Dataset excerpts:
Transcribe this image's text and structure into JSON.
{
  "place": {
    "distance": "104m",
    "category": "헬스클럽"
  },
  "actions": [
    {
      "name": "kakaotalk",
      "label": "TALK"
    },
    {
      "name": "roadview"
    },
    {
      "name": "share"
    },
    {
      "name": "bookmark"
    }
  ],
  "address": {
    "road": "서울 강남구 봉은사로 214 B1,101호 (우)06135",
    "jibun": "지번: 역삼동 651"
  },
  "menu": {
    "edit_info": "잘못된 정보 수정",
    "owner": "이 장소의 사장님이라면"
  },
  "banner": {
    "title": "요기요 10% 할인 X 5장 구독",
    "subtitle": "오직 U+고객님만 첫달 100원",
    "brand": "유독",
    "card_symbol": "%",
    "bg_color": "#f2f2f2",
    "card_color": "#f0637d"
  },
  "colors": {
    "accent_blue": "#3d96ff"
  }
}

* _Required work_
Restate the data above word for word, please.

* _Response to this task_
Transcribe this image's text and structure into JSON.
{
  "place": {
    "distance": "104m",
    "category": "헬스클럽"
  },
  "actions": [
    {
      "name": "kakaotalk",
      "label": "TALK"
    },
    {
      "name": "roadview"
    },
    {
      "name": "share"
    },
    {
      "name": "bookmark"
    }
  ],
  "address": {
    "road": "서울 강남구 봉은사로 214 B1,101호 (우)06135",
    "jibun": "지번: 역삼동 651"
  },
  "menu": {
    "edit_info": "잘못된 정보 수정",
    "owner": "이 장소의 사장님이라면"
  },
  "banner": {
    "title": "요기요 10% 할인 X 5장 구독",
    "subtitle": "오직 U+고객님만 첫달 100원",
    "brand": "유독",
    "card_symbol": "%",
    "bg_color": "#f2f2f2",
    "card_color": "#f0637d"
  },
  "colors": {
    "accent_blue": "#3d96ff"
  }
}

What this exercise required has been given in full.